▸ ЗАДАНИЕ: Воспроизведите дословно фрагмент из отрывка о боях под Вязьмой: всё, начиная со слов «2 октября фон» и до слов «нее, ни у нас.» включительно.

После долгой езды мы, правдисты, известинцы и кто-то из «Красной звезды», обосновались в Вязьме. Добились даже телефона для связи с Москвой. В часы бомбежек укрывались в погребе. Все там не помещались, чья-то спина, чтоб не выражаться грубее, высовывалась наружу. Это вызывало не испуг, а, скорее, смех, в том числе и того, чья неудобопроизносимая часть тела торчала за пределами погреба.

Июнь, июль, август. Бои и бои. Положение на фронте не радует. Побывавший в штабе 24‑й армии Петр Белявский сумрачно заявил:

– Приберегите оптимистические реляции для более удобного случая. Гитлеровцы намерены завтра начать генеральное, по их словам, наступление на Москву. Операцию свою, несомненно, очень серьезную, они назвали свирепо – «Тайфун». Командующий группой армий «Центр» фельдмаршал фон Бок поклялся Гитлеру, что возьмет Москву через две недели!..

2 октября фон Бок попытался осуществить свое намерение. На юге от нас гитлеровцы принудили отступить 33‑ю нашу армию. 24‑й армии грозило окружение. Мы направились было в сторону Ярцева, но никого уже там не застали. Опустела и Вязьма. Трошкин, Белявский, Курганов и я поспешили в Касню – в штаб Западного фронта, но и там было пусто. Только воронки от вражеских бомб. И ни души. На свой страх и риск мы, не стараясь даже искать удобную дорогу, погнали машину в сторону Гжатска. К вечеру остановились в ближней к городу деревне, встретили писателя Хаджи Мурата Мугуева. Голодные, набросились на предложенные хозяйкой соленые грибы, – больше продуктов не оказалось ни у нее, ни у нас.

▸ ПРЕДОСТАВЛЕННЫЕ ЗАПИСИ:

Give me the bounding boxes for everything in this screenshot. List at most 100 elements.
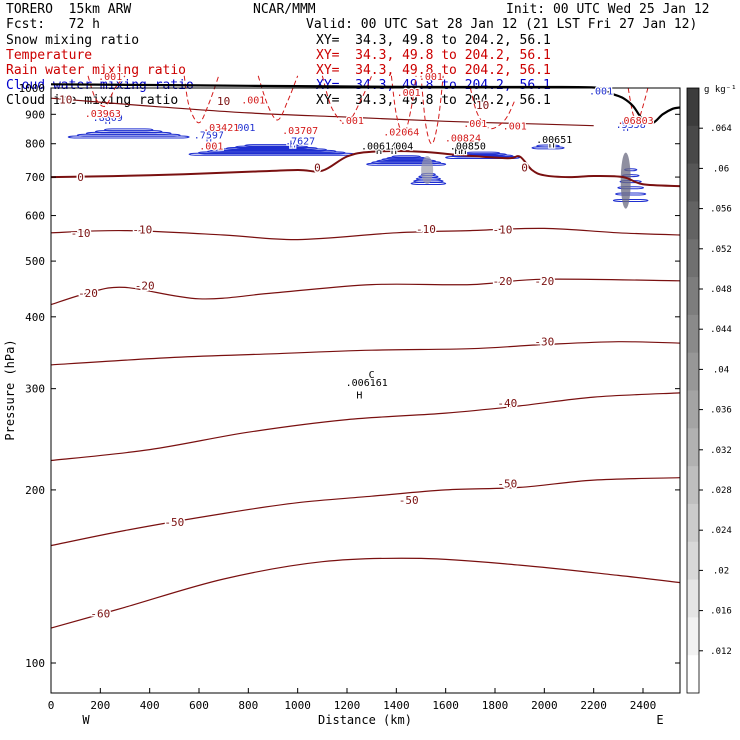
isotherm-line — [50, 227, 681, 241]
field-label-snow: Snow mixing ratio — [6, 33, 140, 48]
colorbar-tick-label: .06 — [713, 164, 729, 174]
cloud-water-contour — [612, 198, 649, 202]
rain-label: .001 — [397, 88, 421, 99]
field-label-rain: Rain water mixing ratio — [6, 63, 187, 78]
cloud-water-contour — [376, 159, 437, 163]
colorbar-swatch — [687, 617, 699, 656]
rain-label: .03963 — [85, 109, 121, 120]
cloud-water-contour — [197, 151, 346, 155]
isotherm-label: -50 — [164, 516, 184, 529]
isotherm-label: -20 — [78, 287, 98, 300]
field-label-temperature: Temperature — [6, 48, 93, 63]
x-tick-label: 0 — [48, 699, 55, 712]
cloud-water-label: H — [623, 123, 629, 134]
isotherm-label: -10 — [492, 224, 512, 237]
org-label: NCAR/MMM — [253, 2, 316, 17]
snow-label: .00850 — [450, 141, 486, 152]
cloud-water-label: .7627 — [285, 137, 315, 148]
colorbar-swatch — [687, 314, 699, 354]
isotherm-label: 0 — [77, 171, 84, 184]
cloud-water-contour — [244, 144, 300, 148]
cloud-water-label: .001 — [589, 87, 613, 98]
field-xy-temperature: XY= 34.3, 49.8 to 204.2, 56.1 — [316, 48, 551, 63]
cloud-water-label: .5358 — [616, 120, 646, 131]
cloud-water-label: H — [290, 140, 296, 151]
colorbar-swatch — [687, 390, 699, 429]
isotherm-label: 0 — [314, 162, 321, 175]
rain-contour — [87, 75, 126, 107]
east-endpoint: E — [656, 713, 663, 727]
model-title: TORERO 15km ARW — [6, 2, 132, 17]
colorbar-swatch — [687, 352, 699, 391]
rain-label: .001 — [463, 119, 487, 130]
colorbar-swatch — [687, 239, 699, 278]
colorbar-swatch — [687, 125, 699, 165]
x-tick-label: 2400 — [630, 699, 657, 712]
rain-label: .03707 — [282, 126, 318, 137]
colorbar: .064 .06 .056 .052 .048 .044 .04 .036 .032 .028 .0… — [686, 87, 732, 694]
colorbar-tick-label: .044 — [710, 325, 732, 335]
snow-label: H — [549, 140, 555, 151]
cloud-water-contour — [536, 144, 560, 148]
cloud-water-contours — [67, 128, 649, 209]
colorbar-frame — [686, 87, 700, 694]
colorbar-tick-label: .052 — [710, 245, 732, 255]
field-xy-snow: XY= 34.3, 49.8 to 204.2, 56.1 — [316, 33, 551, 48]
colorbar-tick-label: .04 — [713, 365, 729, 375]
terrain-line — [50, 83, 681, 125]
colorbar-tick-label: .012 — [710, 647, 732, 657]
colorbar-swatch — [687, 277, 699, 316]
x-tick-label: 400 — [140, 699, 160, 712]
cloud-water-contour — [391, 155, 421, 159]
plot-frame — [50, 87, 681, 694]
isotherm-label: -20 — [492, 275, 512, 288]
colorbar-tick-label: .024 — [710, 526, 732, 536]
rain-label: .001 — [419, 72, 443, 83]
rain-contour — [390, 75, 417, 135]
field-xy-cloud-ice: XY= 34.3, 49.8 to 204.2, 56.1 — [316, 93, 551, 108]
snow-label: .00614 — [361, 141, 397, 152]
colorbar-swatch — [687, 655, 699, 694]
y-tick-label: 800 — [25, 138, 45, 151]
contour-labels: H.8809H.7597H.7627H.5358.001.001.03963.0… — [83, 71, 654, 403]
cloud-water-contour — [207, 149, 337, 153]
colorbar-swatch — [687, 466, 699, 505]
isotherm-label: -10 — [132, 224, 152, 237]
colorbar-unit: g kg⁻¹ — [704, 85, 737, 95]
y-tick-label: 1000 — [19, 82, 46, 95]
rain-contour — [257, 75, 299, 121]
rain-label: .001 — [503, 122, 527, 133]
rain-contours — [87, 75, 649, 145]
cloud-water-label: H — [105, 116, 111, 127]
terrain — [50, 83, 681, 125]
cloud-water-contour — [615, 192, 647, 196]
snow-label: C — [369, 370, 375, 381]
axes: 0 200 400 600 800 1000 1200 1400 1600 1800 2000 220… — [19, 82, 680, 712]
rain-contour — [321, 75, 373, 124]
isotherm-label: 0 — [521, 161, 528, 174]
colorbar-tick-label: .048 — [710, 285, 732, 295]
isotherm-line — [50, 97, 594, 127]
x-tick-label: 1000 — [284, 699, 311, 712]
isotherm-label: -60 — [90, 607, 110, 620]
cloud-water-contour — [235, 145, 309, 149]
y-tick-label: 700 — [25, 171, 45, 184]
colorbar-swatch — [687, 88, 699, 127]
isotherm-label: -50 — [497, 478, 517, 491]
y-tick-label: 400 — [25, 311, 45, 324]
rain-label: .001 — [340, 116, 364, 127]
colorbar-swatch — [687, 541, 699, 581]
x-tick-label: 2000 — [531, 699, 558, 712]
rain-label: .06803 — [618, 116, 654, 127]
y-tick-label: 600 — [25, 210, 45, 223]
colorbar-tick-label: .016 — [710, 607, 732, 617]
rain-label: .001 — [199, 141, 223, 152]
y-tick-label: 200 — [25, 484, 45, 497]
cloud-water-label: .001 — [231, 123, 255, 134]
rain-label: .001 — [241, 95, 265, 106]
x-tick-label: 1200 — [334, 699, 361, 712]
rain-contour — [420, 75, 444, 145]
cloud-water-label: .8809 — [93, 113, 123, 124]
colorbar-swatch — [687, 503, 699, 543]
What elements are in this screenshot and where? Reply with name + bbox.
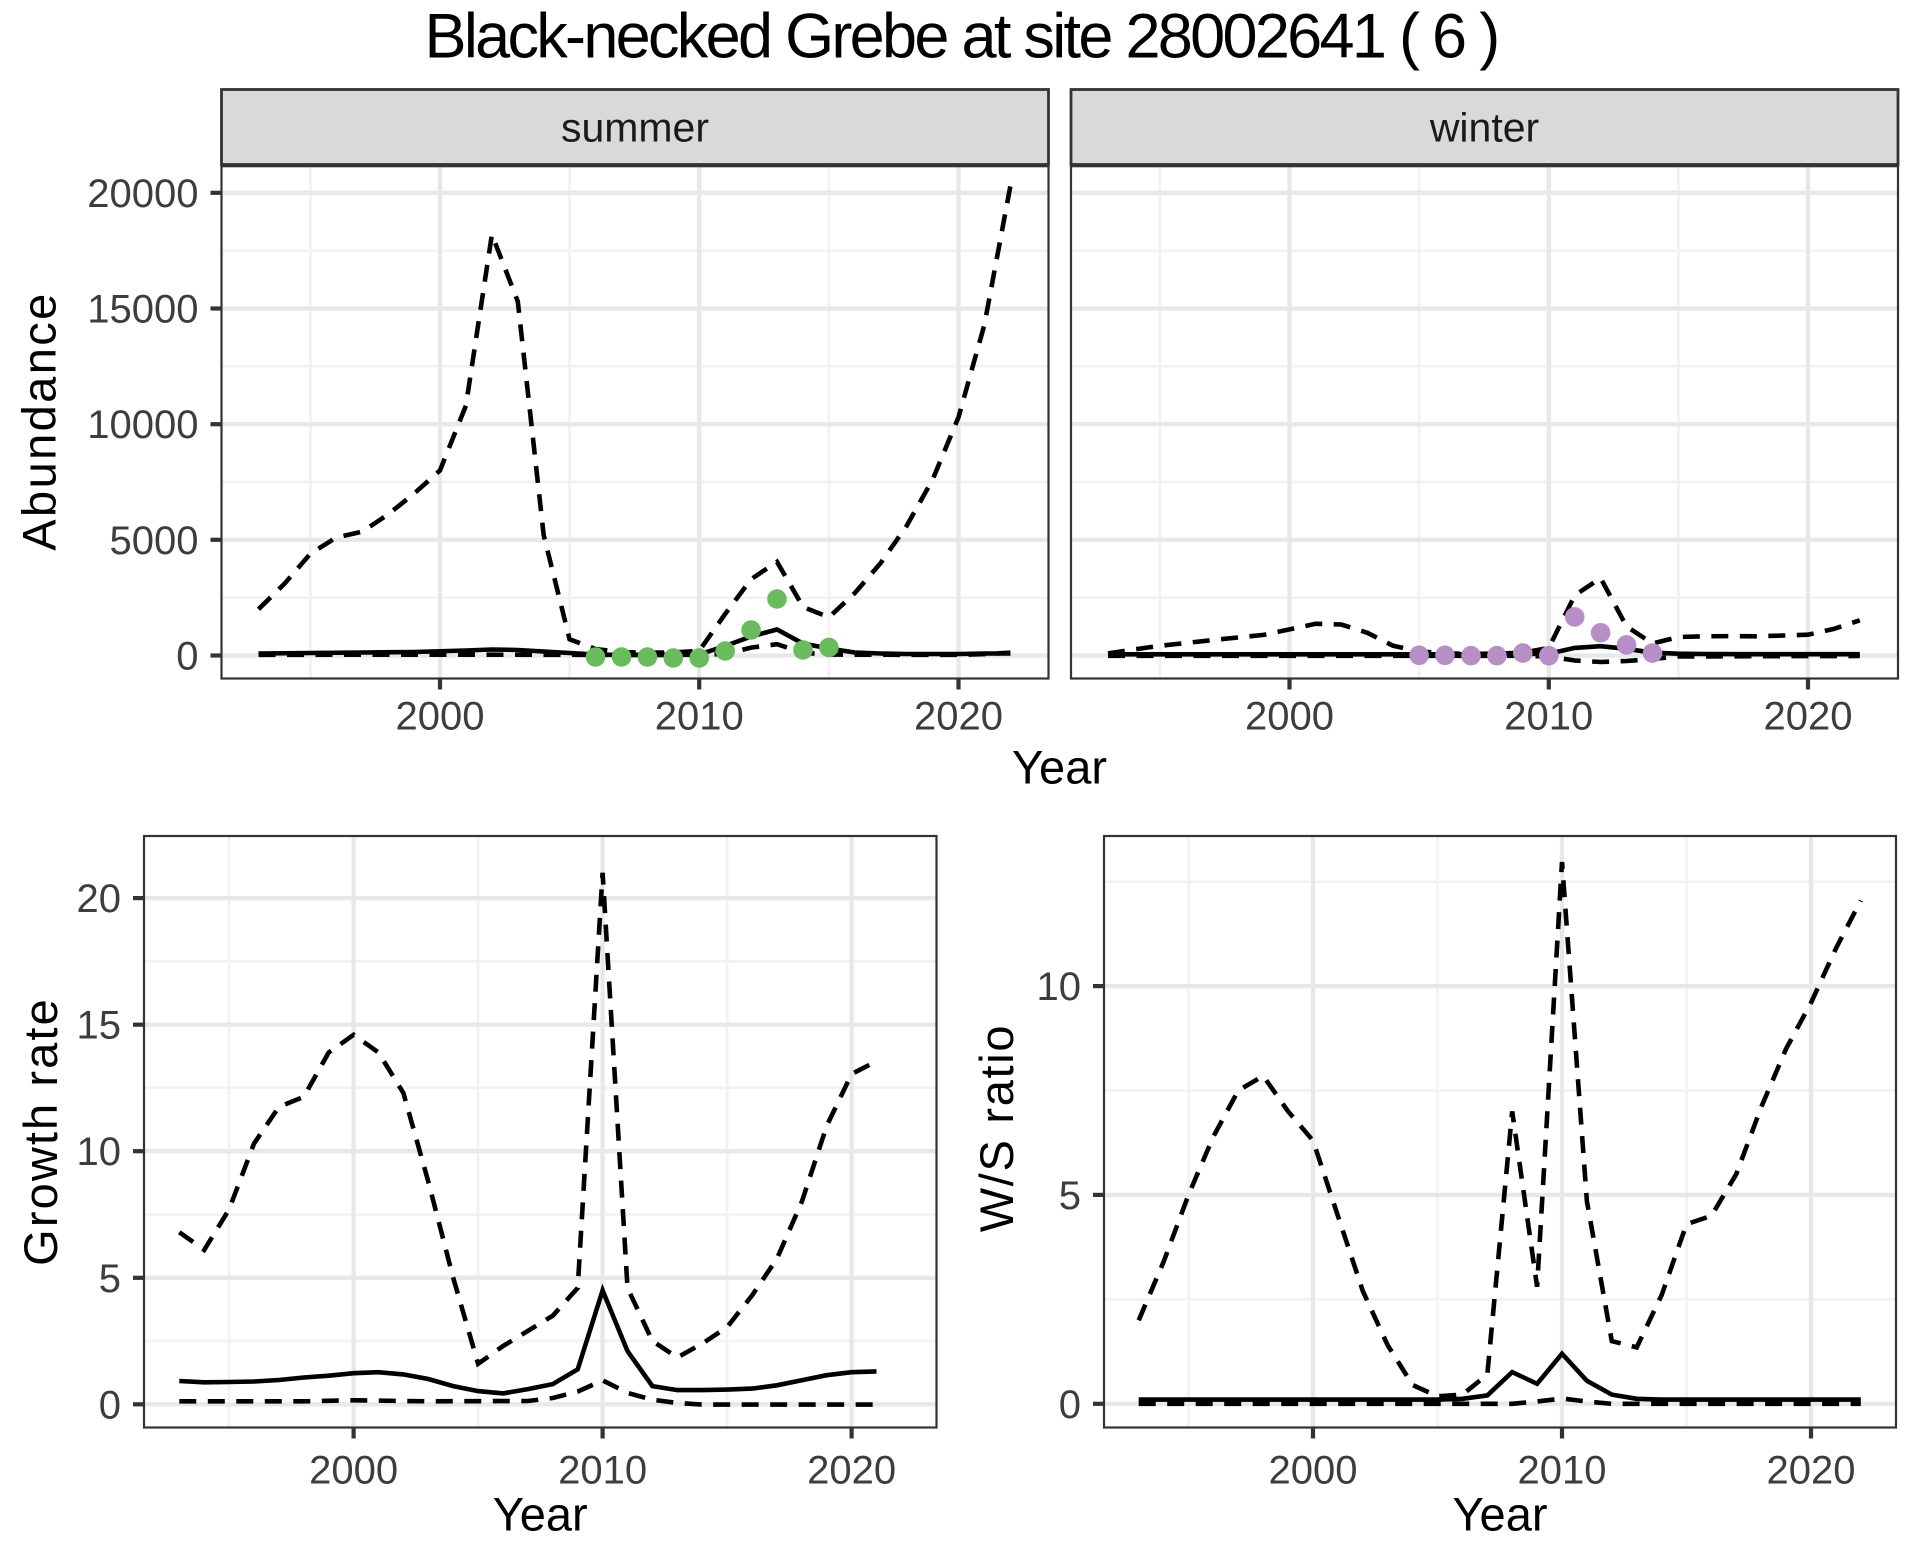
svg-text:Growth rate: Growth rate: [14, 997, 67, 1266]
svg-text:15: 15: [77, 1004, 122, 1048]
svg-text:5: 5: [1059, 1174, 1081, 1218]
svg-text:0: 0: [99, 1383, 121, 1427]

▸ РЕЗУЛЬТАТ УПРАЖНЕНИЯ:
2 октября фон Бок попытался осуществить свое намерение. На юге от нас гитлеровцы принудили отступить 33‑ю нашу армию. 24‑й армии грозило окружение. Мы направились было в сторону Ярцева, но никого уже там не застали. Опустела и Вязьма. Трошкин, Белявский, Курганов и я поспешили в Касню – в штаб Западного фронта, но и там было пусто. Только воронки от вражеских бомб. И ни души. На свой страх и риск мы, не стараясь даже искать удобную дорогу, погнали машину в сторону Гжатска. К вечеру остановились в ближней к городу деревне, встретили писателя Хаджи Мурата Мугуева. Голодные, набросились на предложенные хозяйкой соленые грибы, – больше продуктов не оказалось ни у нее, ни у нас.